§ RECORDS FOR THE TASK
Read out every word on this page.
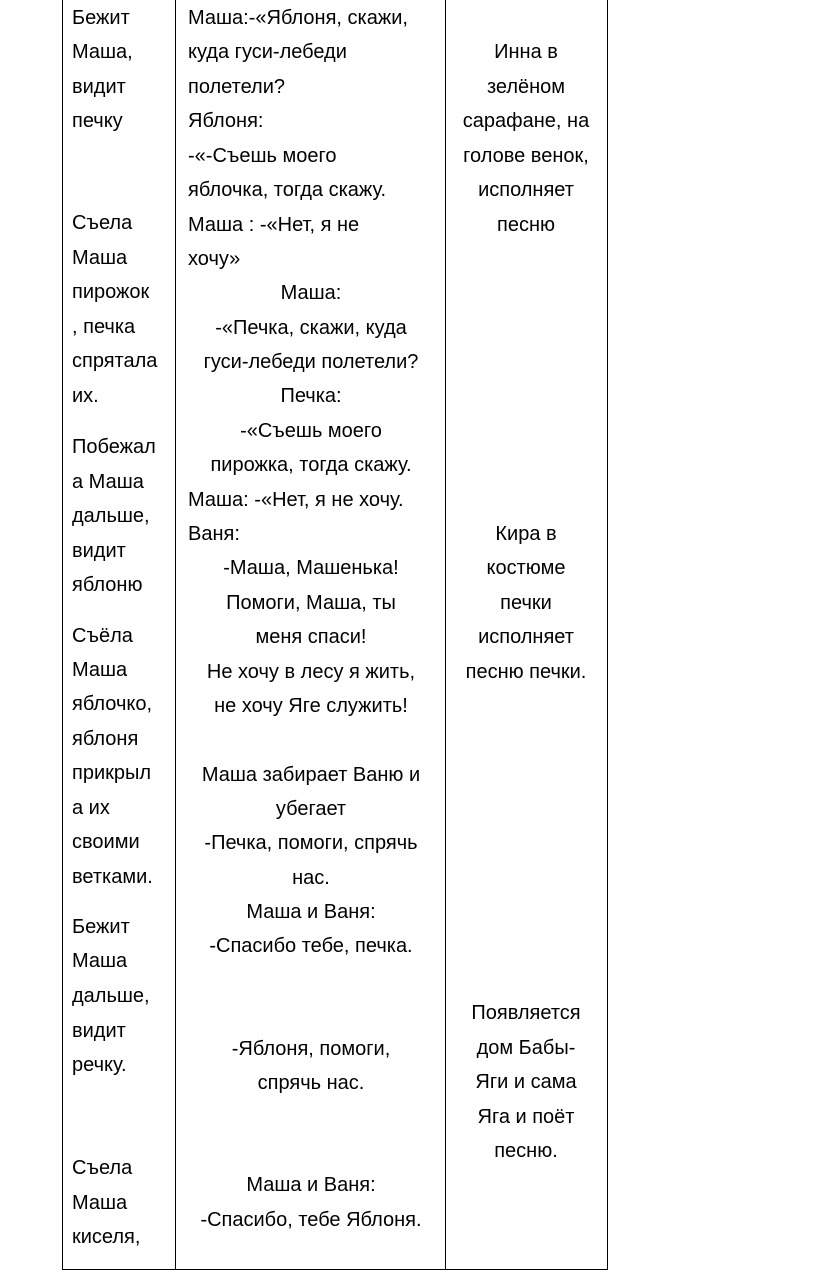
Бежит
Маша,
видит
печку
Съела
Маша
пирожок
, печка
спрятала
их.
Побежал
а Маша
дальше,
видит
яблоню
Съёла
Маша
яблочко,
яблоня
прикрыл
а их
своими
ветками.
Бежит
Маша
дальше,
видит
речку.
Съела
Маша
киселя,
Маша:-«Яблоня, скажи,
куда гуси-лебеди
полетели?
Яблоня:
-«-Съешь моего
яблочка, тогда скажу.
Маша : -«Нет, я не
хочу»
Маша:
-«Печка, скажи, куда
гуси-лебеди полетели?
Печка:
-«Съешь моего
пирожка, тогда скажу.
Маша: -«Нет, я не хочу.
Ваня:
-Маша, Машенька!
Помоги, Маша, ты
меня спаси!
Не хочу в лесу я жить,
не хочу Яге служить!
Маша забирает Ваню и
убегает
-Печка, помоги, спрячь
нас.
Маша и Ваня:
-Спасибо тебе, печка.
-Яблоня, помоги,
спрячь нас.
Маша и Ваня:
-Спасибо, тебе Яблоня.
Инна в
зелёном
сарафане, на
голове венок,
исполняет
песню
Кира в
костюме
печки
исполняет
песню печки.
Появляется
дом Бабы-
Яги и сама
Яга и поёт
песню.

§ WHAT IS ASKED
From the listing above, copy out each line where the word "хочу" appears.

§ REPLY TO THE TASK
хочу»
Маша: -«Нет, я не хочу.
Не хочу в лесу я жить,
не хочу Яге служить!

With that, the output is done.